** DIRECTIONS **
From the listing below, select every line where the word "Torque" appears.
* Start *
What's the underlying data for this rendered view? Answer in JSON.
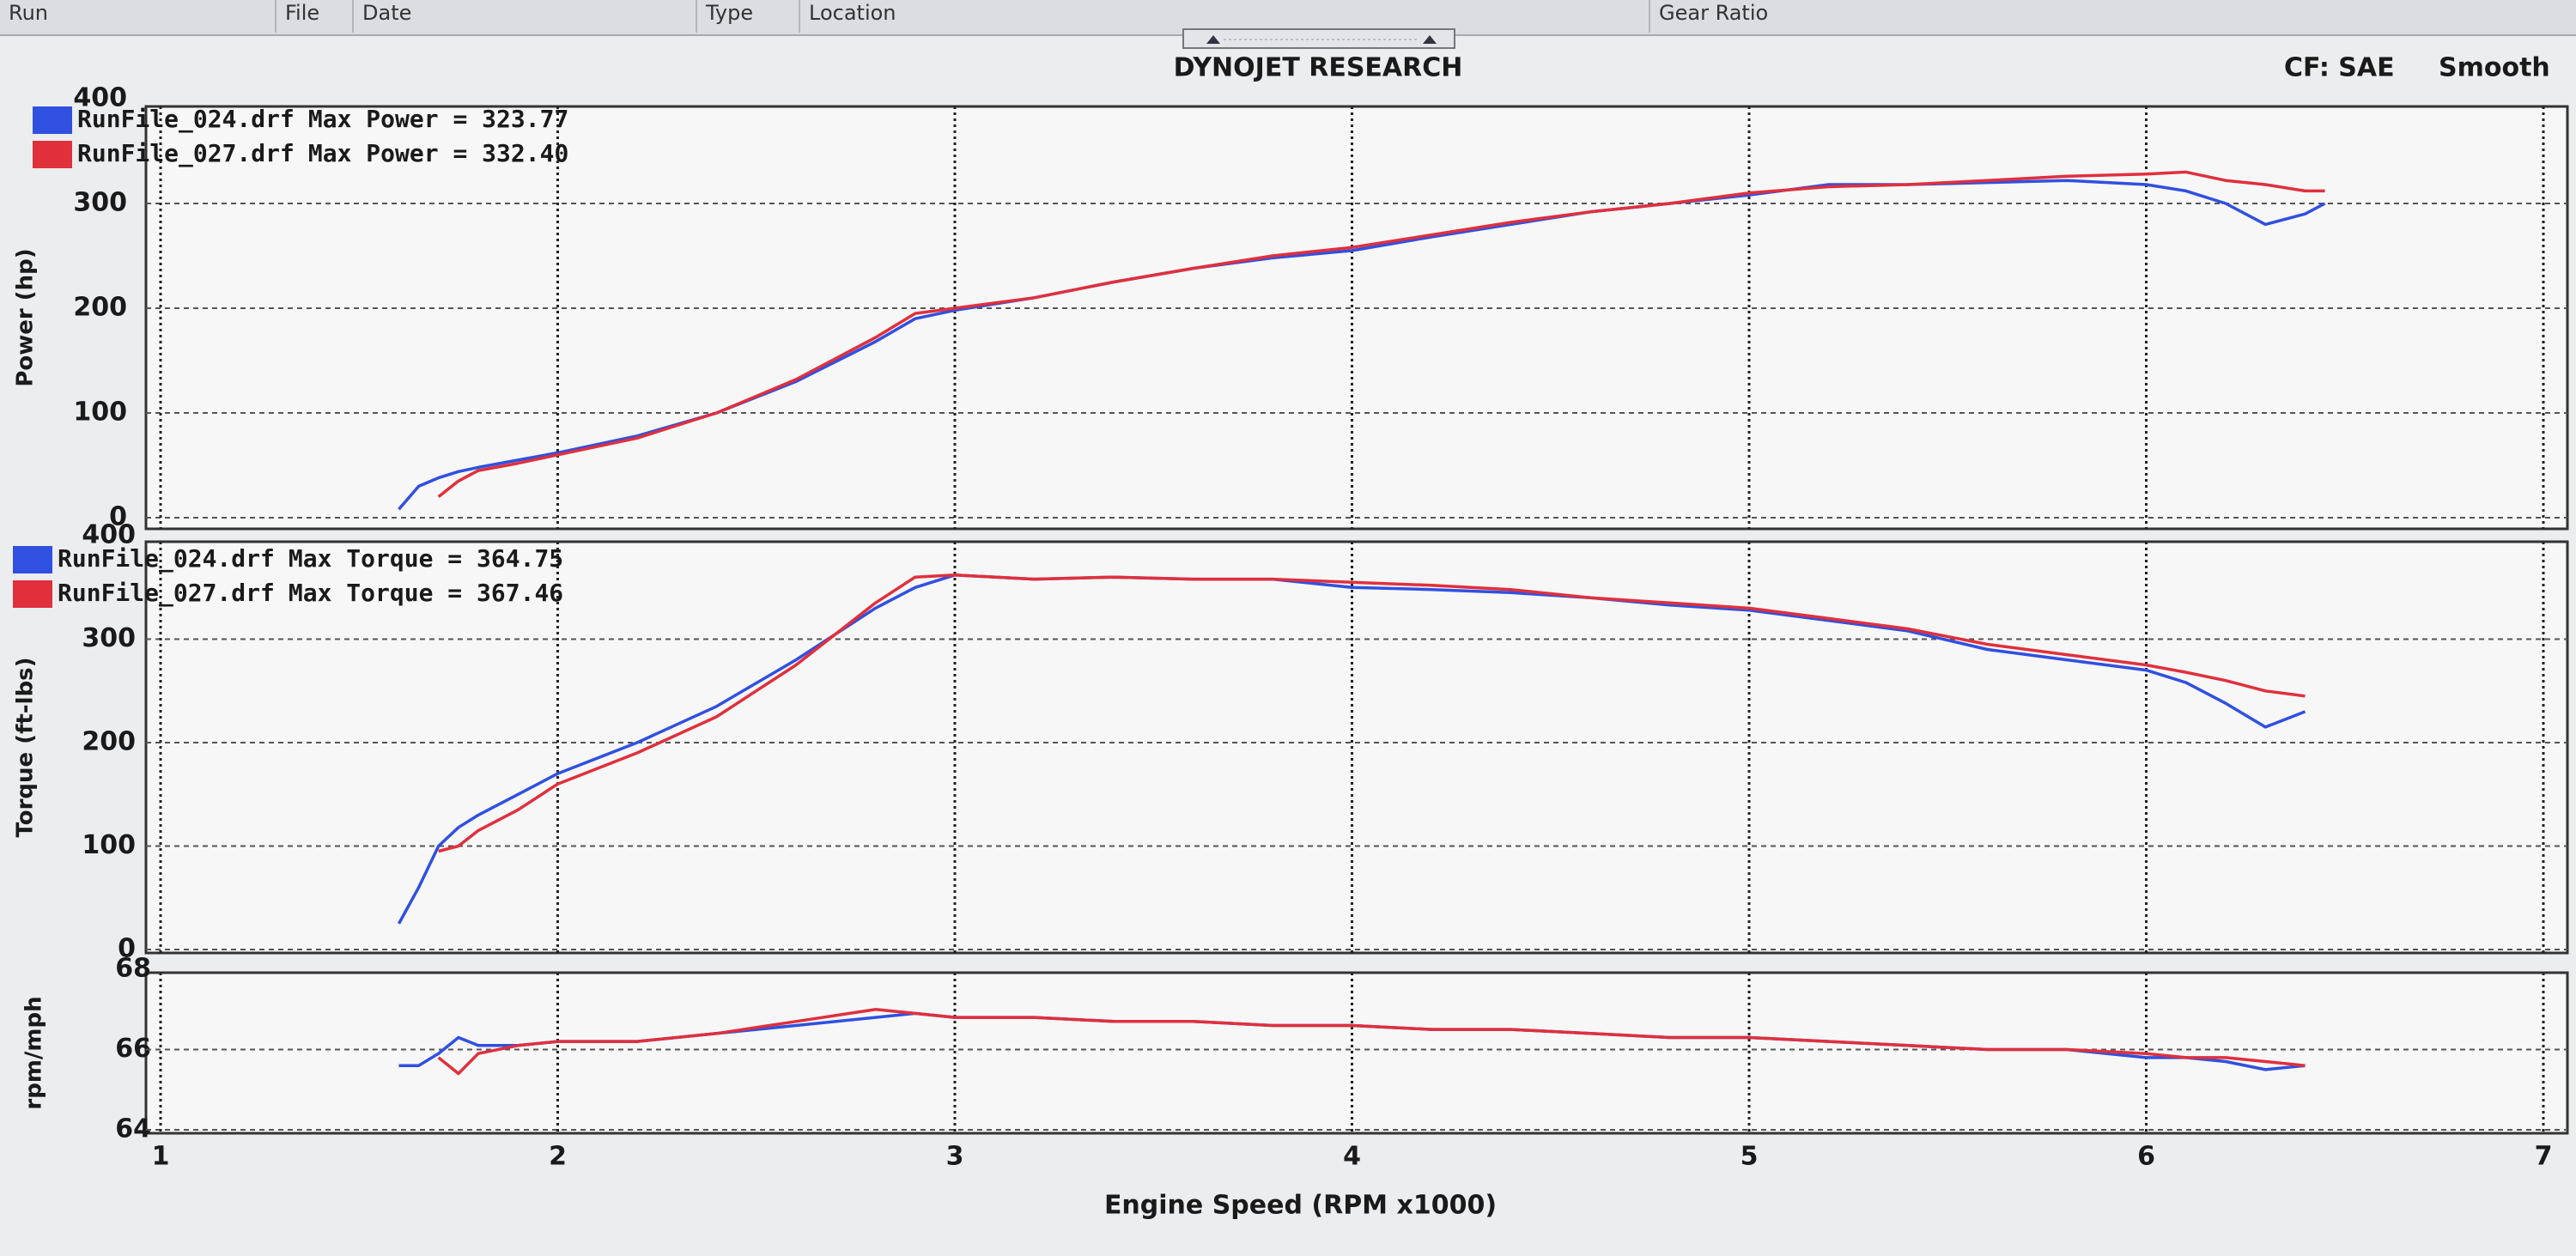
{
  "header": {
    "columns": [
      "Run",
      "File",
      "Date",
      "Type",
      "Location",
      "Gear Ratio"
    ],
    "title": "DYNOJET RESEARCH",
    "settings": [
      "CF: SAE",
      "Smooth"
    ]
  },
  "chart_data": [
    {
      "type": "line",
      "ylabel": "Power (hp)",
      "xlim": [
        1,
        7
      ],
      "ylim": [
        0,
        400
      ],
      "yticks": [
        0,
        100,
        200,
        300,
        400
      ],
      "x": [
        1.6,
        1.65,
        1.7,
        1.75,
        1.8,
        1.9,
        2.0,
        2.2,
        2.4,
        2.6,
        2.8,
        2.9,
        3.0,
        3.2,
        3.4,
        3.6,
        3.8,
        4.0,
        4.2,
        4.4,
        4.6,
        4.8,
        5.0,
        5.2,
        5.4,
        5.6,
        5.8,
        6.0,
        6.1,
        6.2,
        6.3,
        6.4,
        6.45
      ],
      "series": [
        {
          "name": "RunFile_024.drf",
          "annotation": "Max Power = 323.77",
          "color": "#3050e0",
          "values": [
            8,
            30,
            38,
            44,
            48,
            55,
            62,
            78,
            100,
            130,
            168,
            190,
            198,
            210,
            225,
            238,
            248,
            255,
            268,
            280,
            292,
            300,
            308,
            318,
            318,
            320,
            322,
            318,
            312,
            300,
            280,
            290,
            300
          ]
        },
        {
          "name": "RunFile_027.drf",
          "annotation": "Max Power = 332.40",
          "color": "#e0303c",
          "values": [
            null,
            null,
            20,
            35,
            45,
            52,
            60,
            76,
            100,
            132,
            172,
            195,
            200,
            210,
            225,
            238,
            250,
            258,
            270,
            282,
            292,
            300,
            310,
            316,
            318,
            322,
            326,
            328,
            330,
            322,
            318,
            312,
            312
          ]
        }
      ]
    },
    {
      "type": "line",
      "ylabel": "Torque (ft-lbs)",
      "xlim": [
        1,
        7
      ],
      "ylim": [
        0,
        400
      ],
      "yticks": [
        0,
        100,
        200,
        300,
        400
      ],
      "x": [
        1.6,
        1.65,
        1.7,
        1.75,
        1.8,
        1.9,
        2.0,
        2.2,
        2.4,
        2.6,
        2.8,
        2.9,
        3.0,
        3.2,
        3.4,
        3.6,
        3.8,
        4.0,
        4.2,
        4.4,
        4.6,
        4.8,
        5.0,
        5.2,
        5.4,
        5.6,
        5.8,
        6.0,
        6.1,
        6.2,
        6.3,
        6.4,
        6.45
      ],
      "series": [
        {
          "name": "RunFile_024.drf",
          "annotation": "Max Torque = 364.75",
          "color": "#3050e0",
          "values": [
            25,
            60,
            100,
            118,
            130,
            150,
            170,
            200,
            235,
            280,
            330,
            350,
            362,
            358,
            360,
            358,
            358,
            350,
            348,
            345,
            340,
            333,
            328,
            318,
            308,
            290,
            280,
            270,
            258,
            238,
            215,
            230,
            null
          ]
        },
        {
          "name": "RunFile_027.drf",
          "annotation": "Max Torque = 367.46",
          "color": "#e0303c",
          "values": [
            null,
            null,
            95,
            100,
            115,
            135,
            160,
            190,
            225,
            275,
            335,
            360,
            362,
            358,
            360,
            358,
            358,
            355,
            352,
            348,
            340,
            335,
            330,
            320,
            310,
            295,
            285,
            275,
            268,
            260,
            250,
            245,
            null
          ]
        }
      ]
    },
    {
      "type": "line",
      "ylabel": "rpm/mph",
      "xlabel": "Engine Speed (RPM x1000)",
      "xlim": [
        1,
        7
      ],
      "xticks": [
        1,
        2,
        3,
        4,
        5,
        6,
        7
      ],
      "ylim": [
        64,
        68
      ],
      "yticks": [
        64,
        66,
        68
      ],
      "x": [
        1.6,
        1.65,
        1.7,
        1.75,
        1.8,
        1.9,
        2.0,
        2.2,
        2.4,
        2.6,
        2.8,
        2.9,
        3.0,
        3.2,
        3.4,
        3.6,
        3.8,
        4.0,
        4.2,
        4.4,
        4.6,
        4.8,
        5.0,
        5.2,
        5.4,
        5.6,
        5.8,
        6.0,
        6.1,
        6.2,
        6.3,
        6.4,
        6.45
      ],
      "series": [
        {
          "color": "#3050e0",
          "values": [
            65.6,
            65.6,
            65.9,
            66.3,
            66.1,
            66.1,
            66.2,
            66.2,
            66.4,
            66.6,
            66.8,
            66.9,
            66.8,
            66.8,
            66.7,
            66.7,
            66.6,
            66.6,
            66.5,
            66.5,
            66.4,
            66.3,
            66.3,
            66.2,
            66.1,
            66.0,
            66.0,
            65.8,
            65.8,
            65.7,
            65.5,
            65.6,
            null
          ]
        },
        {
          "color": "#e0303c",
          "values": [
            null,
            null,
            65.8,
            65.4,
            65.9,
            66.1,
            66.2,
            66.2,
            66.4,
            66.7,
            67.0,
            66.9,
            66.8,
            66.8,
            66.7,
            66.7,
            66.6,
            66.6,
            66.5,
            66.5,
            66.4,
            66.3,
            66.3,
            66.2,
            66.1,
            66.0,
            66.0,
            65.9,
            65.8,
            65.8,
            65.7,
            65.6,
            null
          ]
        }
      ]
    }
  ]
}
* End *
** CORRECT RESPONSE **
      "ylabel": "Torque (ft-lbs)",
          "annotation": "Max Torque = 364.75",
          "annotation": "Max Torque = 367.46",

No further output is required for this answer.